Could you transcribe the material below exactly, without leaving out a single line?

### Data to use ###

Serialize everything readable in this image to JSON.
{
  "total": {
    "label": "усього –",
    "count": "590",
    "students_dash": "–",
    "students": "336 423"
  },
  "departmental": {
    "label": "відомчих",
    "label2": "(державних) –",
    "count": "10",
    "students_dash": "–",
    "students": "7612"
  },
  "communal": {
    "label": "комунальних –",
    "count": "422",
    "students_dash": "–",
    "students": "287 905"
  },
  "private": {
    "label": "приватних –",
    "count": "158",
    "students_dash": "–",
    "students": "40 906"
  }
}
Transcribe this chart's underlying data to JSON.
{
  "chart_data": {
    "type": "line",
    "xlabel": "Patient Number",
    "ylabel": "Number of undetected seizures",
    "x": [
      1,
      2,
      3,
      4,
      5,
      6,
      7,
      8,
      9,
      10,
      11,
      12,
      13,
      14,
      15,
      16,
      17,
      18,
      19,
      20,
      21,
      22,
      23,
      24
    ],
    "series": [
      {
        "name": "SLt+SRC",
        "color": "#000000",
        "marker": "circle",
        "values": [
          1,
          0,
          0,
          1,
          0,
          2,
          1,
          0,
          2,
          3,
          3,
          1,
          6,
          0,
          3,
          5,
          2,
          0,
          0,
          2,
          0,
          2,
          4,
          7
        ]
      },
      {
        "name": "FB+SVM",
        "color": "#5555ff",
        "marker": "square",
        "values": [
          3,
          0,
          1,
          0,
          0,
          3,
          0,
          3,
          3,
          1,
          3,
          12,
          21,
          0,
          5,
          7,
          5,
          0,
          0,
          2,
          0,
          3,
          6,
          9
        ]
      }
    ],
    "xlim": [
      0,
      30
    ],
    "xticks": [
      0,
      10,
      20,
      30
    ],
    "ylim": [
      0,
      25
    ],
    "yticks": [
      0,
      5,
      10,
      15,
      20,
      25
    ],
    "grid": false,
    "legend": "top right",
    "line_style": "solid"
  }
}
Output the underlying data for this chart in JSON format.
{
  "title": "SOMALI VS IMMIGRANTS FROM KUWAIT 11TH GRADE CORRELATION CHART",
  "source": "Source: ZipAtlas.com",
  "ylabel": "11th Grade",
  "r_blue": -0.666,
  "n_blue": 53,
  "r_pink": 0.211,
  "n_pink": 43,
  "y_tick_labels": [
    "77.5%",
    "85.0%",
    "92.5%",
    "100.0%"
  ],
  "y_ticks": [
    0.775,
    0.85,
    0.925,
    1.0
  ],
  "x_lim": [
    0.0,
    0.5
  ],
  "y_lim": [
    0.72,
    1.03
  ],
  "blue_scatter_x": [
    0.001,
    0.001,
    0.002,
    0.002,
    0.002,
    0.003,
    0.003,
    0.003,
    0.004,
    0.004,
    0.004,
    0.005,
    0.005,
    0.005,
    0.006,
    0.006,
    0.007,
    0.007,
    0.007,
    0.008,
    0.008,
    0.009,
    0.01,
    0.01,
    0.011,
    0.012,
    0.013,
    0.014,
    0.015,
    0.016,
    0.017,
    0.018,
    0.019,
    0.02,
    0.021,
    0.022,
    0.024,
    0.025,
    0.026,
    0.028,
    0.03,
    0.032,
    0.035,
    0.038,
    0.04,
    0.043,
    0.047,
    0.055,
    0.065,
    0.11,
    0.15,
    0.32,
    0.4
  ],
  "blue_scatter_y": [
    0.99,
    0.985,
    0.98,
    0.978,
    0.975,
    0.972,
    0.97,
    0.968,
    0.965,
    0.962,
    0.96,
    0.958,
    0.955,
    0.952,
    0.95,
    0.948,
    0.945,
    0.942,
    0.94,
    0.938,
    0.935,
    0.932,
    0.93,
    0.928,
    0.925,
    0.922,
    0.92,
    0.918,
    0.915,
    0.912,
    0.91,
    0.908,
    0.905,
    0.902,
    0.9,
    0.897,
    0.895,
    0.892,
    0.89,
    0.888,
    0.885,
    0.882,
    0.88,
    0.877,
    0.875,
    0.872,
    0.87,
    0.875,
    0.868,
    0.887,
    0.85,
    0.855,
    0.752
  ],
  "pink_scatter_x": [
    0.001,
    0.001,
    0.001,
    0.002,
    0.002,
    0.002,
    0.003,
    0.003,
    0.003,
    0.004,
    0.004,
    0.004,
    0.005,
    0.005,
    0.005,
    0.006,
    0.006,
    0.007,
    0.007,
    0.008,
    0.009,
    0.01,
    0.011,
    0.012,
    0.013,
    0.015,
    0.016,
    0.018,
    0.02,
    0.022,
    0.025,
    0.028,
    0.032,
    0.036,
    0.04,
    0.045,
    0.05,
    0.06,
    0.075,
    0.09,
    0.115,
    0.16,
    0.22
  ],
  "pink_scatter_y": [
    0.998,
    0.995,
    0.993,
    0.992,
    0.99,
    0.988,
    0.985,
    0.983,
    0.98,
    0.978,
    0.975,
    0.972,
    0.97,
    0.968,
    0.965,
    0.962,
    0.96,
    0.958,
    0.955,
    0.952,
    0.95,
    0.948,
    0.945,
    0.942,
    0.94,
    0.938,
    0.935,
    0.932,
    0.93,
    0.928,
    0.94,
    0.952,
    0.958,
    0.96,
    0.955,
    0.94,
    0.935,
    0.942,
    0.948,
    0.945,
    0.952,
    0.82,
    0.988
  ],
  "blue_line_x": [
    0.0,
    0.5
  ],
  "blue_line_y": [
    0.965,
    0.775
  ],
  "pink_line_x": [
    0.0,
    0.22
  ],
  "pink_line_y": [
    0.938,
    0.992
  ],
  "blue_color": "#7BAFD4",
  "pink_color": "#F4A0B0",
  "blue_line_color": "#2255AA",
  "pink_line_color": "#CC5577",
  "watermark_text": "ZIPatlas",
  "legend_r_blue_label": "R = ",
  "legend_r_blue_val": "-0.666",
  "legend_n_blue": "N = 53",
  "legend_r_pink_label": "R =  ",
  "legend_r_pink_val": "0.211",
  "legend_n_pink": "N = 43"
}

###

Result of the exercise:
Serialize everything readable in this image to JSON.
{
  "total": {
    "label": "усього –",
    "count": "590",
    "students_dash": "–",
    "students": "336 423"
  },
  "departmental": {
    "label": "відомчих",
    "label2": "(державних) –",
    "count": "10",
    "students_dash": "–",
    "students": "7612"
  },
  "communal": {
    "label": "комунальних –",
    "count": "422",
    "students_dash": "–",
    "students": "287 905"
  },
  "private": {
    "label": "приватних –",
    "count": "158",
    "students_dash": "–",
    "students": "40 906"
  }
}
Transcribe this chart's underlying data to JSON.
{
  "chart_data": {
    "type": "line",
    "xlabel": "Patient Number",
    "ylabel": "Number of undetected seizures",
    "x": [
      1,
      2,
      3,
      4,
      5,
      6,
      7,
      8,
      9,
      10,
      11,
      12,
      13,
      14,
      15,
      16,
      17,
      18,
      19,
      20,
      21,
      22,
      23,
      24
    ],
    "series": [
      {
        "name": "SLt+SRC",
        "color": "#000000",
        "marker": "circle",
        "values": [
          1,
          0,
          0,
          1,
          0,
          2,
          1,
          0,
          2,
          3,
          3,
          1,
          6,
          0,
          3,
          5,
          2,
          0,
          0,
          2,
          0,
          2,
          4,
          7
        ]
      },
      {
        "name": "FB+SVM",
        "color": "#5555ff",
        "marker": "square",
        "values": [
          3,
          0,
          1,
          0,
          0,
          3,
          0,
          3,
          3,
          1,
          3,
          12,
          21,
          0,
          5,
          7,
          5,
          0,
          0,
          2,
          0,
          3,
          6,
          9
        ]
      }
    ],
    "xlim": [
      0,
      30
    ],
    "xticks": [
      0,
      10,
      20,
      30
    ],
    "ylim": [
      0,
      25
    ],
    "yticks": [
      0,
      5,
      10,
      15,
      20,
      25
    ],
    "grid": false,
    "legend": "top right",
    "line_style": "solid"
  }
}
Output the underlying data for this chart in JSON format.
{
  "title": "SOMALI VS IMMIGRANTS FROM KUWAIT 11TH GRADE CORRELATION CHART",
  "source": "Source: ZipAtlas.com",
  "ylabel": "11th Grade",
  "r_blue": -0.666,
  "n_blue": 53,
  "r_pink": 0.211,
  "n_pink": 43,
  "y_tick_labels": [
    "77.5%",
    "85.0%",
    "92.5%",
    "100.0%"
  ],
  "y_ticks": [
    0.775,
    0.85,
    0.925,
    1.0
  ],
  "x_lim": [
    0.0,
    0.5
  ],
  "y_lim": [
    0.72,
    1.03
  ],
  "blue_scatter_x": [
    0.001,
    0.001,
    0.002,
    0.002,
    0.002,
    0.003,
    0.003,
    0.003,
    0.004,
    0.004,
    0.004,
    0.005,
    0.005,
    0.005,
    0.006,
    0.006,
    0.007,
    0.007,
    0.007,
    0.008,
    0.008,
    0.009,
    0.01,
    0.01,
    0.011,
    0.012,
    0.013,
    0.014,
    0.015,
    0.016,
    0.017,
    0.018,
    0.019,
    0.02,
    0.021,
    0.022,
    0.024,
    0.025,
    0.026,
    0.028,
    0.03,
    0.032,
    0.035,
    0.038,
    0.04,
    0.043,
    0.047,
    0.055,
    0.065,
    0.11,
    0.15,
    0.32,
    0.4
  ],
  "blue_scatter_y": [
    0.99,
    0.985,
    0.98,
    0.978,
    0.975,
    0.972,
    0.97,
    0.968,
    0.965,
    0.962,
    0.96,
    0.958,
    0.955,
    0.952,
    0.95,
    0.948,
    0.945,
    0.942,
    0.94,
    0.938,
    0.935,
    0.932,
    0.93,
    0.928,
    0.925,
    0.922,
    0.92,
    0.918,
    0.915,
    0.912,
    0.91,
    0.908,
    0.905,
    0.902,
    0.9,
    0.897,
    0.895,
    0.892,
    0.89,
    0.888,
    0.885,
    0.882,
    0.88,
    0.877,
    0.875,
    0.872,
    0.87,
    0.875,
    0.868,
    0.887,
    0.85,
    0.855,
    0.752
  ],
  "pink_scatter_x": [
    0.001,
    0.001,
    0.001,
    0.002,
    0.002,
    0.002,
    0.003,
    0.003,
    0.003,
    0.004,
    0.004,
    0.004,
    0.005,
    0.005,
    0.005,
    0.006,
    0.006,
    0.007,
    0.007,
    0.008,
    0.009,
    0.01,
    0.011,
    0.012,
    0.013,
    0.015,
    0.016,
    0.018,
    0.02,
    0.022,
    0.025,
    0.028,
    0.032,
    0.036,
    0.04,
    0.045,
    0.05,
    0.06,
    0.075,
    0.09,
    0.115,
    0.16,
    0.22
  ],
  "pink_scatter_y": [
    0.998,
    0.995,
    0.993,
    0.992,
    0.99,
    0.988,
    0.985,
    0.983,
    0.98,
    0.978,
    0.975,
    0.972,
    0.97,
    0.968,
    0.965,
    0.962,
    0.96,
    0.958,
    0.955,
    0.952,
    0.95,
    0.948,
    0.945,
    0.942,
    0.94,
    0.938,
    0.935,
    0.932,
    0.93,
    0.928,
    0.94,
    0.952,
    0.958,
    0.96,
    0.955,
    0.94,
    0.935,
    0.942,
    0.948,
    0.945,
    0.952,
    0.82,
    0.988
  ],
  "blue_line_x": [
    0.0,
    0.5
  ],
  "blue_line_y": [
    0.965,
    0.775
  ],
  "pink_line_x": [
    0.0,
    0.22
  ],
  "pink_line_y": [
    0.938,
    0.992
  ],
  "blue_color": "#7BAFD4",
  "pink_color": "#F4A0B0",
  "blue_line_color": "#2255AA",
  "pink_line_color": "#CC5577",
  "watermark_text": "ZIPatlas",
  "legend_r_blue_label": "R = ",
  "legend_r_blue_val": "-0.666",
  "legend_n_blue": "N = 53",
  "legend_r_pink_label": "R =  ",
  "legend_r_pink_val": "0.211",
  "legend_n_pink": "N = 43"
}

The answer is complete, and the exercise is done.